Requirements: In the text about Sarah Palin's acceptance speech, what was the cost of the natural gas pipeline she highlighted?

--- begin Text ---

Alaska Governor Sarah Palin’s speech accepting the Republican vice presidential nomination on Wednesday night conveyed her support for the type of energy policy you’d expect from someone who has expressed doubts over mankind’s role in climate change. During the speech she largely focused on increasing domestic oil drilling and natural gas production, and gave very brief mentions to nuclear, clean coal and a laundry list of alternative sources. She didn’t touch on climate change or go into any details about getting the U.S. off of fossil fuels.

“Energy independence,” was the key term, and Palin stressed finding domestic resources so that the U.S. isn’t dependent on foreign nations for its fuel supply. Palin highlighted her work in Alaska to help build a $40 billion natural gas pipeline that could increase American domestic power supplies. On the subject of increasing both domestic natural gas and oil drilling, Palin was clear:

We Americans need to produce more of our own oil and gas. And take it from a gal who knows the North Slope of Alaska: we’ve got lots of both. Our opponents say, again and again, that drilling will not solve all of America’s energy problems – as if we all didn’t know that already. But the fact that drilling won’t solve every problem is no excuse to do nothing at all.

--- end Text ---
--- begin Record list ---

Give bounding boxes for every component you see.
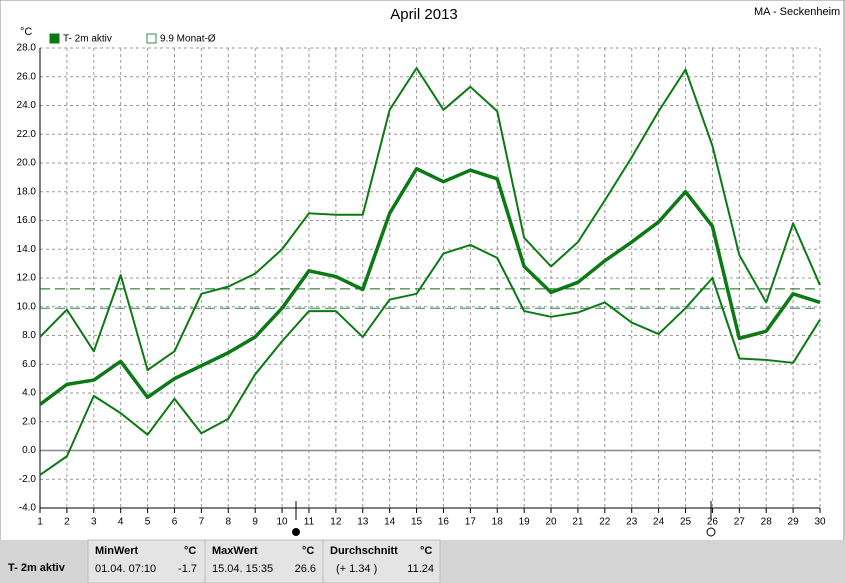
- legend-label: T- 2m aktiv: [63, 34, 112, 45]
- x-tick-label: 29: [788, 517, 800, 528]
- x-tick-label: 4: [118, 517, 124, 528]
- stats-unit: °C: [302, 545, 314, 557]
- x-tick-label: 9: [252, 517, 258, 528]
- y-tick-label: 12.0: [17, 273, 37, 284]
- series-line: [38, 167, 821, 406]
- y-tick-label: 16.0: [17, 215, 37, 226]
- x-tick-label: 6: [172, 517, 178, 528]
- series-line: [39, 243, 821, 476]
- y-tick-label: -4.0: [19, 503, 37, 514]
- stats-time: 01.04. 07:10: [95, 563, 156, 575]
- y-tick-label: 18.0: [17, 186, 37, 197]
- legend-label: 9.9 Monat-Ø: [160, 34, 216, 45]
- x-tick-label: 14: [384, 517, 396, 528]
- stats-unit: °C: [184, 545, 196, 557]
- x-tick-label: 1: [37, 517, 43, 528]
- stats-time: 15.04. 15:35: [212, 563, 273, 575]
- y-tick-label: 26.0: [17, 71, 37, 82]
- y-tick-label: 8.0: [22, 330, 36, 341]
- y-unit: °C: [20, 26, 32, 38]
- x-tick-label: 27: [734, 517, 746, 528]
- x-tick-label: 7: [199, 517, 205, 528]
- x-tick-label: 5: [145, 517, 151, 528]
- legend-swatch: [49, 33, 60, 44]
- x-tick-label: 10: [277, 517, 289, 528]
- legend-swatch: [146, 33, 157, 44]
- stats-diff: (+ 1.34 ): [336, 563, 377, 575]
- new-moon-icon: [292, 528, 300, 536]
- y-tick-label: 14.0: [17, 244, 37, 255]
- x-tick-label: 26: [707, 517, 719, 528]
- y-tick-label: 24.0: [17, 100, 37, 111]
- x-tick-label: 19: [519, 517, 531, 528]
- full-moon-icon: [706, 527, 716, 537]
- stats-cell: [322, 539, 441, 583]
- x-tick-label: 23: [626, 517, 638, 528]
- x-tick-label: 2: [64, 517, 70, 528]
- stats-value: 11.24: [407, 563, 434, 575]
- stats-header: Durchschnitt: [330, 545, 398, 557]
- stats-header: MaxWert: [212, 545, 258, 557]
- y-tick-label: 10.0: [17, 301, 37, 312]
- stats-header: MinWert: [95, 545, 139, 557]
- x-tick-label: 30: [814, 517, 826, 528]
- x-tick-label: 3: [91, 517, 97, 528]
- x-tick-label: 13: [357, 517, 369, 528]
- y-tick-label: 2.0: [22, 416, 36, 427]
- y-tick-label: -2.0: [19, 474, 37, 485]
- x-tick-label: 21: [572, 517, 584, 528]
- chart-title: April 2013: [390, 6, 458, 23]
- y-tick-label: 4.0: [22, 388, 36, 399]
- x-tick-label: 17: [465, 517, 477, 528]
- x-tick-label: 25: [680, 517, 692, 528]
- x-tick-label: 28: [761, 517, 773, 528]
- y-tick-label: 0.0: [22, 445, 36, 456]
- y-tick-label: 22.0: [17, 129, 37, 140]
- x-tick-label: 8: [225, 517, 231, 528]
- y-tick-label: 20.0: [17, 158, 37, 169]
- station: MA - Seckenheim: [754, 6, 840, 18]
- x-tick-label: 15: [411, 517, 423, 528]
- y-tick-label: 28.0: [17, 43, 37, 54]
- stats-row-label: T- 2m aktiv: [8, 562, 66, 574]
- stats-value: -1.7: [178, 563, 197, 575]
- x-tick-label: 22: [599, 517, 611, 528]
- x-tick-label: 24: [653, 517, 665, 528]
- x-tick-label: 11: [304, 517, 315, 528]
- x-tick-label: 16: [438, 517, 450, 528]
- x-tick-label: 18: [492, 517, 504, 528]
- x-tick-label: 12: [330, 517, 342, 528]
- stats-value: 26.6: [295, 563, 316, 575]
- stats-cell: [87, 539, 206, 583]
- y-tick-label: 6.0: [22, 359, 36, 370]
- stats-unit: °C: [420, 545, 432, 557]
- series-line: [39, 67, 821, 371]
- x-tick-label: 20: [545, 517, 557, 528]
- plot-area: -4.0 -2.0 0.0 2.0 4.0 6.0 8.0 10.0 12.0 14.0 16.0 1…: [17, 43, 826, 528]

--- end Record list ---

In response: $40 billion.